▶ WRITTEN EXERCISE:
Repeat the full listing, word for word.

▶ GIVEN DATA:
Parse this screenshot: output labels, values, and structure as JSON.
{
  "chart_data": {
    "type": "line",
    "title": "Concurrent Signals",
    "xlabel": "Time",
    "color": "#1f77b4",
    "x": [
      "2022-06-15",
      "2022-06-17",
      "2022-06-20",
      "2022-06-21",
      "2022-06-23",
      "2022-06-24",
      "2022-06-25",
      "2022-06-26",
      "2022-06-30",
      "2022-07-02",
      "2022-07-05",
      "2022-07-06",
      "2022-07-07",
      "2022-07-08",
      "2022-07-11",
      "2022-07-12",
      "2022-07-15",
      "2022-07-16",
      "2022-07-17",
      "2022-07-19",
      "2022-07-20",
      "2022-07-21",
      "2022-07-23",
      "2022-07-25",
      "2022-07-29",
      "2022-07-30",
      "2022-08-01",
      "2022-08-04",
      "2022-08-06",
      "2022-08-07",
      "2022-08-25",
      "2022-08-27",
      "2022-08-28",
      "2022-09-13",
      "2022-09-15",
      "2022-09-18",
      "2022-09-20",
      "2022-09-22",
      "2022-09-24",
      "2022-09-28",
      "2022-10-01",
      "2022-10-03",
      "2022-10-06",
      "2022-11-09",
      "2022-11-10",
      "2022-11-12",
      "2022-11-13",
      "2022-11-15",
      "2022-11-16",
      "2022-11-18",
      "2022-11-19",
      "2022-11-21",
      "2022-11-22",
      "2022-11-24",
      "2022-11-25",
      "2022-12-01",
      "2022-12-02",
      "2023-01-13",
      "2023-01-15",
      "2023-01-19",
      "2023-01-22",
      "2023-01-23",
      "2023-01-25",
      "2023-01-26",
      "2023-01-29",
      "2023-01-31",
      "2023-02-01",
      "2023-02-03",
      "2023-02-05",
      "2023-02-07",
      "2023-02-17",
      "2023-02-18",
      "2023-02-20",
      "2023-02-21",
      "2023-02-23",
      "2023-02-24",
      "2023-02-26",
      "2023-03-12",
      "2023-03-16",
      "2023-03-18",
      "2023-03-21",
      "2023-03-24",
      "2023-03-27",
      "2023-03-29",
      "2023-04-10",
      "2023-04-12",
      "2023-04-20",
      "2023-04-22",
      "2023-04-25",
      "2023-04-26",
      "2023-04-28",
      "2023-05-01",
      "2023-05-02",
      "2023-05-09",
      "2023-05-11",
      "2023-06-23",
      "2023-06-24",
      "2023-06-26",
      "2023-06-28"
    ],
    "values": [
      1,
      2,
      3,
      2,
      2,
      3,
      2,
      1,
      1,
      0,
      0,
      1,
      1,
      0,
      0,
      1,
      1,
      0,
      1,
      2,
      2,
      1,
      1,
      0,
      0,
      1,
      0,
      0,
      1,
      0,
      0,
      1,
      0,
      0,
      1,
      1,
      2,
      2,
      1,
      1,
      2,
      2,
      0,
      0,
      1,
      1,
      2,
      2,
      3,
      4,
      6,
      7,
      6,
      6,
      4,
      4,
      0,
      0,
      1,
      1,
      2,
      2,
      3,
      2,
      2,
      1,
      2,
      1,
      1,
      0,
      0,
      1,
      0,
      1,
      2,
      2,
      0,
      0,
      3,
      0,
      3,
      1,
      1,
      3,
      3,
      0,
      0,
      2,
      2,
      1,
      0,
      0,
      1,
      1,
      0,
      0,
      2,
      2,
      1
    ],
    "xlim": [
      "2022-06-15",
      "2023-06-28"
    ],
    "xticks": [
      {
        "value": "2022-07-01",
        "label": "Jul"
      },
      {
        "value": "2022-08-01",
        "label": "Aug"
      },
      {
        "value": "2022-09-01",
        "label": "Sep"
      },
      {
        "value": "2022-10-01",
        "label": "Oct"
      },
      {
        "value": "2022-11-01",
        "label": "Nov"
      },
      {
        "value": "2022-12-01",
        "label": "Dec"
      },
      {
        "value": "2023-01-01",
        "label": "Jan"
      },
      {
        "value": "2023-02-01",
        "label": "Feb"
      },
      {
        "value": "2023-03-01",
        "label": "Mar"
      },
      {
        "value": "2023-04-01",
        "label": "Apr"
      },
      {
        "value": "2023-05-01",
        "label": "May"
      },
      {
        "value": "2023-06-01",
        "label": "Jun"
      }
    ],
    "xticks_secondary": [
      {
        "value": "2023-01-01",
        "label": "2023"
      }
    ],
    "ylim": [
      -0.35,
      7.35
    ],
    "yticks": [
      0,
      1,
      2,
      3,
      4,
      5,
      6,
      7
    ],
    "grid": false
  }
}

▶ COMPLETE ANSWER:
Parse this screenshot: output labels, values, and structure as JSON.
{
  "chart_data": {
    "type": "line",
    "title": "Concurrent Signals",
    "xlabel": "Time",
    "color": "#1f77b4",
    "x": [
      "2022-06-15",
      "2022-06-17",
      "2022-06-20",
      "2022-06-21",
      "2022-06-23",
      "2022-06-24",
      "2022-06-25",
      "2022-06-26",
      "2022-06-30",
      "2022-07-02",
      "2022-07-05",
      "2022-07-06",
      "2022-07-07",
      "2022-07-08",
      "2022-07-11",
      "2022-07-12",
      "2022-07-15",
      "2022-07-16",
      "2022-07-17",
      "2022-07-19",
      "2022-07-20",
      "2022-07-21",
      "2022-07-23",
      "2022-07-25",
      "2022-07-29",
      "2022-07-30",
      "2022-08-01",
      "2022-08-04",
      "2022-08-06",
      "2022-08-07",
      "2022-08-25",
      "2022-08-27",
      "2022-08-28",
      "2022-09-13",
      "2022-09-15",
      "2022-09-18",
      "2022-09-20",
      "2022-09-22",
      "2022-09-24",
      "2022-09-28",
      "2022-10-01",
      "2022-10-03",
      "2022-10-06",
      "2022-11-09",
      "2022-11-10",
      "2022-11-12",
      "2022-11-13",
      "2022-11-15",
      "2022-11-16",
      "2022-11-18",
      "2022-11-19",
      "2022-11-21",
      "2022-11-22",
      "2022-11-24",
      "2022-11-25",
      "2022-12-01",
      "2022-12-02",
      "2023-01-13",
      "2023-01-15",
      "2023-01-19",
      "2023-01-22",
      "2023-01-23",
      "2023-01-25",
      "2023-01-26",
      "2023-01-29",
      "2023-01-31",
      "2023-02-01",
      "2023-02-03",
      "2023-02-05",
      "2023-02-07",
      "2023-02-17",
      "2023-02-18",
      "2023-02-20",
      "2023-02-21",
      "2023-02-23",
      "2023-02-24",
      "2023-02-26",
      "2023-03-12",
      "2023-03-16",
      "2023-03-18",
      "2023-03-21",
      "2023-03-24",
      "2023-03-27",
      "2023-03-29",
      "2023-04-10",
      "2023-04-12",
      "2023-04-20",
      "2023-04-22",
      "2023-04-25",
      "2023-04-26",
      "2023-04-28",
      "2023-05-01",
      "2023-05-02",
      "2023-05-09",
      "2023-05-11",
      "2023-06-23",
      "2023-06-24",
      "2023-06-26",
      "2023-06-28"
    ],
    "values": [
      1,
      2,
      3,
      2,
      2,
      3,
      2,
      1,
      1,
      0,
      0,
      1,
      1,
      0,
      0,
      1,
      1,
      0,
      1,
      2,
      2,
      1,
      1,
      0,
      0,
      1,
      0,
      0,
      1,
      0,
      0,
      1,
      0,
      0,
      1,
      1,
      2,
      2,
      1,
      1,
      2,
      2,
      0,
      0,
      1,
      1,
      2,
      2,
      3,
      4,
      6,
      7,
      6,
      6,
      4,
      4,
      0,
      0,
      1,
      1,
      2,
      2,
      3,
      2,
      2,
      1,
      2,
      1,
      1,
      0,
      0,
      1,
      0,
      1,
      2,
      2,
      0,
      0,
      3,
      0,
      3,
      1,
      1,
      3,
      3,
      0,
      0,
      2,
      2,
      1,
      0,
      0,
      1,
      1,
      0,
      0,
      2,
      2,
      1
    ],
    "xlim": [
      "2022-06-15",
      "2023-06-28"
    ],
    "xticks": [
      {
        "value": "2022-07-01",
        "label": "Jul"
      },
      {
        "value": "2022-08-01",
        "label": "Aug"
      },
      {
        "value": "2022-09-01",
        "label": "Sep"
      },
      {
        "value": "2022-10-01",
        "label": "Oct"
      },
      {
        "value": "2022-11-01",
        "label": "Nov"
      },
      {
        "value": "2022-12-01",
        "label": "Dec"
      },
      {
        "value": "2023-01-01",
        "label": "Jan"
      },
      {
        "value": "2023-02-01",
        "label": "Feb"
      },
      {
        "value": "2023-03-01",
        "label": "Mar"
      },
      {
        "value": "2023-04-01",
        "label": "Apr"
      },
      {
        "value": "2023-05-01",
        "label": "May"
      },
      {
        "value": "2023-06-01",
        "label": "Jun"
      }
    ],
    "xticks_secondary": [
      {
        "value": "2023-01-01",
        "label": "2023"
      }
    ],
    "ylim": [
      -0.35,
      7.35
    ],
    "yticks": [
      0,
      1,
      2,
      3,
      4,
      5,
      6,
      7
    ],
    "grid": false
  }
}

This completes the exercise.